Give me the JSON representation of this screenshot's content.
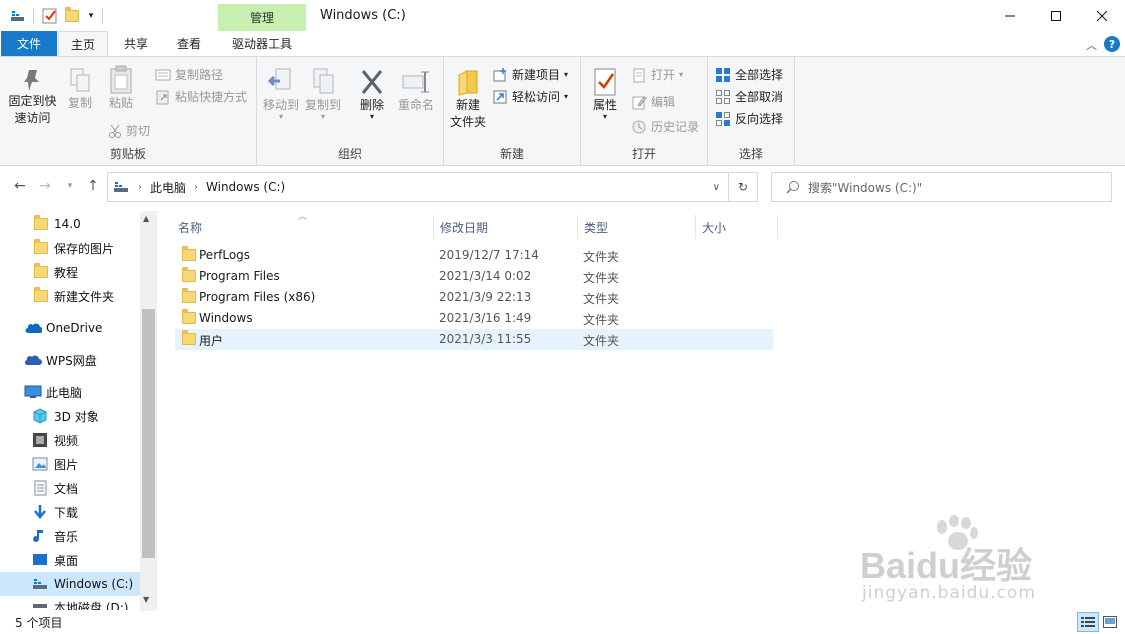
{
  "window": {
    "title": "Windows (C:)",
    "context_tab": "管理",
    "controls": {
      "minimize": "—",
      "maximize": "☐",
      "close": "✕"
    }
  },
  "tabs": [
    "文件",
    "主页",
    "共享",
    "查看",
    "驱动器工具"
  ],
  "ribbon": {
    "clipboard": {
      "label": "剪贴板",
      "pin": "固定到快\n速访问",
      "pin_line1": "固定到快",
      "pin_line2": "速访问",
      "copy": "复制",
      "paste": "粘贴",
      "copy_path": "复制路径",
      "paste_shortcut": "粘贴快捷方式",
      "cut": "剪切"
    },
    "organize": {
      "label": "组织",
      "move_to": "移动到",
      "copy_to": "复制到",
      "delete": "删除",
      "rename": "重命名"
    },
    "new": {
      "label": "新建",
      "new_folder_line1": "新建",
      "new_folder_line2": "文件夹",
      "new_item": "新建项目",
      "easy_access": "轻松访问"
    },
    "open": {
      "label": "打开",
      "properties": "属性",
      "open": "打开",
      "edit": "编辑",
      "history": "历史记录"
    },
    "select": {
      "label": "选择",
      "select_all": "全部选择",
      "select_none": "全部取消",
      "invert": "反向选择"
    }
  },
  "address": {
    "crumbs": [
      "此电脑",
      "Windows (C:)"
    ],
    "search_placeholder": "搜索\"Windows (C:)\""
  },
  "nav": {
    "items": [
      {
        "label": "14.0",
        "icon": "folder-icon"
      },
      {
        "label": "保存的图片",
        "icon": "folder-icon"
      },
      {
        "label": "教程",
        "icon": "folder-icon"
      },
      {
        "label": "新建文件夹",
        "icon": "folder-icon"
      },
      {
        "label": "OneDrive",
        "icon": "onedrive-icon"
      },
      {
        "label": "WPS网盘",
        "icon": "wps-cloud-icon"
      },
      {
        "label": "此电脑",
        "icon": "computer-icon"
      },
      {
        "label": "3D 对象",
        "icon": "3d-objects-icon"
      },
      {
        "label": "视频",
        "icon": "video-icon"
      },
      {
        "label": "图片",
        "icon": "pictures-icon"
      },
      {
        "label": "文档",
        "icon": "documents-icon"
      },
      {
        "label": "下载",
        "icon": "download-icon"
      },
      {
        "label": "音乐",
        "icon": "music-icon"
      },
      {
        "label": "桌面",
        "icon": "desktop-icon"
      },
      {
        "label": "Windows (C:)",
        "icon": "drive-icon"
      },
      {
        "label": "本地磁盘 (D:)",
        "icon": "drive-icon"
      }
    ]
  },
  "files": {
    "columns": [
      "名称",
      "修改日期",
      "类型",
      "大小"
    ],
    "rows": [
      {
        "name": "PerfLogs",
        "date": "2019/12/7 17:14",
        "type": "文件夹"
      },
      {
        "name": "Program Files",
        "date": "2021/3/14 0:02",
        "type": "文件夹"
      },
      {
        "name": "Program Files (x86)",
        "date": "2021/3/9 22:13",
        "type": "文件夹"
      },
      {
        "name": "Windows",
        "date": "2021/3/16 1:49",
        "type": "文件夹"
      },
      {
        "name": "用户",
        "date": "2021/3/3 11:55",
        "type": "文件夹"
      }
    ]
  },
  "status": {
    "count": "5 个项目"
  },
  "watermark": {
    "brand": "Baidu经验",
    "url": "jingyan.baidu.com"
  },
  "colors": {
    "accent": "#1979ca",
    "context_tab": "#c6efb0",
    "selection": "#e5f3ff"
  }
}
▬▬▬
Task to complete
Leave the pictures out and write out every entry exactly as given.

Solution to this task
Give me the JSON representation of this screenshot's content.
{
  "window": {
    "title": "Windows (C:)",
    "context_tab": "管理",
    "controls": {
      "minimize": "—",
      "maximize": "☐",
      "close": "✕"
    }
  },
  "tabs": [
    "文件",
    "主页",
    "共享",
    "查看",
    "驱动器工具"
  ],
  "ribbon": {
    "clipboard": {
      "label": "剪贴板",
      "pin": "固定到快\n速访问",
      "pin_line1": "固定到快",
      "pin_line2": "速访问",
      "copy": "复制",
      "paste": "粘贴",
      "copy_path": "复制路径",
      "paste_shortcut": "粘贴快捷方式",
      "cut": "剪切"
    },
    "organize": {
      "label": "组织",
      "move_to": "移动到",
      "copy_to": "复制到",
      "delete": "删除",
      "rename": "重命名"
    },
    "new": {
      "label": "新建",
      "new_folder_line1": "新建",
      "new_folder_line2": "文件夹",
      "new_item": "新建项目",
      "easy_access": "轻松访问"
    },
    "open": {
      "label": "打开",
      "properties": "属性",
      "open": "打开",
      "edit": "编辑",
      "history": "历史记录"
    },
    "select": {
      "label": "选择",
      "select_all": "全部选择",
      "select_none": "全部取消",
      "invert": "反向选择"
    }
  },
  "address": {
    "crumbs": [
      "此电脑",
      "Windows (C:)"
    ],
    "search_placeholder": "搜索\"Windows (C:)\""
  },
  "nav": {
    "items": [
      {
        "label": "14.0",
        "icon": "folder-icon"
      },
      {
        "label": "保存的图片",
        "icon": "folder-icon"
      },
      {
        "label": "教程",
        "icon": "folder-icon"
      },
      {
        "label": "新建文件夹",
        "icon": "folder-icon"
      },
      {
        "label": "OneDrive",
        "icon": "onedrive-icon"
      },
      {
        "label": "WPS网盘",
        "icon": "wps-cloud-icon"
      },
      {
        "label": "此电脑",
        "icon": "computer-icon"
      },
      {
        "label": "3D 对象",
        "icon": "3d-objects-icon"
      },
      {
        "label": "视频",
        "icon": "video-icon"
      },
      {
        "label": "图片",
        "icon": "pictures-icon"
      },
      {
        "label": "文档",
        "icon": "documents-icon"
      },
      {
        "label": "下载",
        "icon": "download-icon"
      },
      {
        "label": "音乐",
        "icon": "music-icon"
      },
      {
        "label": "桌面",
        "icon": "desktop-icon"
      },
      {
        "label": "Windows (C:)",
        "icon": "drive-icon"
      },
      {
        "label": "本地磁盘 (D:)",
        "icon": "drive-icon"
      }
    ]
  },
  "files": {
    "columns": [
      "名称",
      "修改日期",
      "类型",
      "大小"
    ],
    "rows": [
      {
        "name": "PerfLogs",
        "date": "2019/12/7 17:14",
        "type": "文件夹"
      },
      {
        "name": "Program Files",
        "date": "2021/3/14 0:02",
        "type": "文件夹"
      },
      {
        "name": "Program Files (x86)",
        "date": "2021/3/9 22:13",
        "type": "文件夹"
      },
      {
        "name": "Windows",
        "date": "2021/3/16 1:49",
        "type": "文件夹"
      },
      {
        "name": "用户",
        "date": "2021/3/3 11:55",
        "type": "文件夹"
      }
    ]
  },
  "status": {
    "count": "5 个项目"
  },
  "watermark": {
    "brand": "Baidu经验",
    "url": "jingyan.baidu.com"
  },
  "colors": {
    "accent": "#1979ca",
    "context_tab": "#c6efb0",
    "selection": "#e5f3ff"
  }
}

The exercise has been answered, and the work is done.